Given task:
Write out the entries again exactly as they are given.
########
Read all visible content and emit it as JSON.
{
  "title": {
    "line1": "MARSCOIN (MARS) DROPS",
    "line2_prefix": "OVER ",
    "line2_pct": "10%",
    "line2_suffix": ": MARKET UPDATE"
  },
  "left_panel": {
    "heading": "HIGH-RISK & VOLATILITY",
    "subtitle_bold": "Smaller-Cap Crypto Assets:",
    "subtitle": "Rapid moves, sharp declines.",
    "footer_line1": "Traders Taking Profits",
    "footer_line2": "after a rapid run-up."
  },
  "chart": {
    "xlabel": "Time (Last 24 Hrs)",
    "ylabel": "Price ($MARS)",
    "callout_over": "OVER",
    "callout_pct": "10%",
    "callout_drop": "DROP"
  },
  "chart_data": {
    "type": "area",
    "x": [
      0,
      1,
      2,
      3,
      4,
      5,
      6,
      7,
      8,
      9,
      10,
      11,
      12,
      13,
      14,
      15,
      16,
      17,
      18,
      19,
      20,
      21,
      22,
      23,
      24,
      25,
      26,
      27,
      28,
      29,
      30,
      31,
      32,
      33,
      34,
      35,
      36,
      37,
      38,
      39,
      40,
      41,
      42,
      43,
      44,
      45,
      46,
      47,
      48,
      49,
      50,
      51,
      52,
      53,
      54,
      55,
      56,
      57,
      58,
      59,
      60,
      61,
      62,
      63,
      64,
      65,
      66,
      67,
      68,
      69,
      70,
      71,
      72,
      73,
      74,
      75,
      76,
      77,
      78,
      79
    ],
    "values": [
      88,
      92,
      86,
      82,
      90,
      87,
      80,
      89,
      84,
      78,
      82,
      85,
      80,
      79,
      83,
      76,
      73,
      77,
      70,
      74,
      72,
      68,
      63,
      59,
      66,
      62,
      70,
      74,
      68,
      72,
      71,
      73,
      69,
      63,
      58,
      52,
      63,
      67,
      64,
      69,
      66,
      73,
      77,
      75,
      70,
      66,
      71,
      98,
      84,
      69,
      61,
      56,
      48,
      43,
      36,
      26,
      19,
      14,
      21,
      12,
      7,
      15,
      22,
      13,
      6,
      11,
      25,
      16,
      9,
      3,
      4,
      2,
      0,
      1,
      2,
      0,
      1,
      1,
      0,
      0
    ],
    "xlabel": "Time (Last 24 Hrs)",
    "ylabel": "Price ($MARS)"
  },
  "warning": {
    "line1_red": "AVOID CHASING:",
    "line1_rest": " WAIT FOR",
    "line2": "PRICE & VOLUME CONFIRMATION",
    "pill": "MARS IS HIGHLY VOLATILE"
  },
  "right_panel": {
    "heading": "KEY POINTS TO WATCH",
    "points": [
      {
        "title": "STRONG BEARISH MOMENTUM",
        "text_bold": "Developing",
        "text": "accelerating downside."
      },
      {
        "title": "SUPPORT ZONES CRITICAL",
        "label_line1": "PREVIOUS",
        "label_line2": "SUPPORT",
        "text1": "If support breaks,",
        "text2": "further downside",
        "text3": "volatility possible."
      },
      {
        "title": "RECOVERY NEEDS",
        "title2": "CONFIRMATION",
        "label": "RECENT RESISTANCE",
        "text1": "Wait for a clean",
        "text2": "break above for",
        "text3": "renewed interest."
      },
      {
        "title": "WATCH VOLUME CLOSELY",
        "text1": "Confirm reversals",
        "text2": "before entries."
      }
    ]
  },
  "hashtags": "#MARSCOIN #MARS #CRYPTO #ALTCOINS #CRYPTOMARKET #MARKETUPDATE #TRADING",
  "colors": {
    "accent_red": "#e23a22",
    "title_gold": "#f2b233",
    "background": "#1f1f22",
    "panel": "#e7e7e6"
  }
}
########
Response:
Read all visible content and emit it as JSON.
{
  "title": {
    "line1": "MARSCOIN (MARS) DROPS",
    "line2_prefix": "OVER ",
    "line2_pct": "10%",
    "line2_suffix": ": MARKET UPDATE"
  },
  "left_panel": {
    "heading": "HIGH-RISK & VOLATILITY",
    "subtitle_bold": "Smaller-Cap Crypto Assets:",
    "subtitle": "Rapid moves, sharp declines.",
    "footer_line1": "Traders Taking Profits",
    "footer_line2": "after a rapid run-up."
  },
  "chart": {
    "xlabel": "Time (Last 24 Hrs)",
    "ylabel": "Price ($MARS)",
    "callout_over": "OVER",
    "callout_pct": "10%",
    "callout_drop": "DROP"
  },
  "chart_data": {
    "type": "area",
    "x": [
      0,
      1,
      2,
      3,
      4,
      5,
      6,
      7,
      8,
      9,
      10,
      11,
      12,
      13,
      14,
      15,
      16,
      17,
      18,
      19,
      20,
      21,
      22,
      23,
      24,
      25,
      26,
      27,
      28,
      29,
      30,
      31,
      32,
      33,
      34,
      35,
      36,
      37,
      38,
      39,
      40,
      41,
      42,
      43,
      44,
      45,
      46,
      47,
      48,
      49,
      50,
      51,
      52,
      53,
      54,
      55,
      56,
      57,
      58,
      59,
      60,
      61,
      62,
      63,
      64,
      65,
      66,
      67,
      68,
      69,
      70,
      71,
      72,
      73,
      74,
      75,
      76,
      77,
      78,
      79
    ],
    "values": [
      88,
      92,
      86,
      82,
      90,
      87,
      80,
      89,
      84,
      78,
      82,
      85,
      80,
      79,
      83,
      76,
      73,
      77,
      70,
      74,
      72,
      68,
      63,
      59,
      66,
      62,
      70,
      74,
      68,
      72,
      71,
      73,
      69,
      63,
      58,
      52,
      63,
      67,
      64,
      69,
      66,
      73,
      77,
      75,
      70,
      66,
      71,
      98,
      84,
      69,
      61,
      56,
      48,
      43,
      36,
      26,
      19,
      14,
      21,
      12,
      7,
      15,
      22,
      13,
      6,
      11,
      25,
      16,
      9,
      3,
      4,
      2,
      0,
      1,
      2,
      0,
      1,
      1,
      0,
      0
    ],
    "xlabel": "Time (Last 24 Hrs)",
    "ylabel": "Price ($MARS)"
  },
  "warning": {
    "line1_red": "AVOID CHASING:",
    "line1_rest": " WAIT FOR",
    "line2": "PRICE & VOLUME CONFIRMATION",
    "pill": "MARS IS HIGHLY VOLATILE"
  },
  "right_panel": {
    "heading": "KEY POINTS TO WATCH",
    "points": [
      {
        "title": "STRONG BEARISH MOMENTUM",
        "text_bold": "Developing",
        "text": "accelerating downside."
      },
      {
        "title": "SUPPORT ZONES CRITICAL",
        "label_line1": "PREVIOUS",
        "label_line2": "SUPPORT",
        "text1": "If support breaks,",
        "text2": "further downside",
        "text3": "volatility possible."
      },
      {
        "title": "RECOVERY NEEDS",
        "title2": "CONFIRMATION",
        "label": "RECENT RESISTANCE",
        "text1": "Wait for a clean",
        "text2": "break above for",
        "text3": "renewed interest."
      },
      {
        "title": "WATCH VOLUME CLOSELY",
        "text1": "Confirm reversals",
        "text2": "before entries."
      }
    ]
  },
  "hashtags": "#MARSCOIN #MARS #CRYPTO #ALTCOINS #CRYPTOMARKET #MARKETUPDATE #TRADING",
  "colors": {
    "accent_red": "#e23a22",
    "title_gold": "#f2b233",
    "background": "#1f1f22",
    "panel": "#e7e7e6"
  }
}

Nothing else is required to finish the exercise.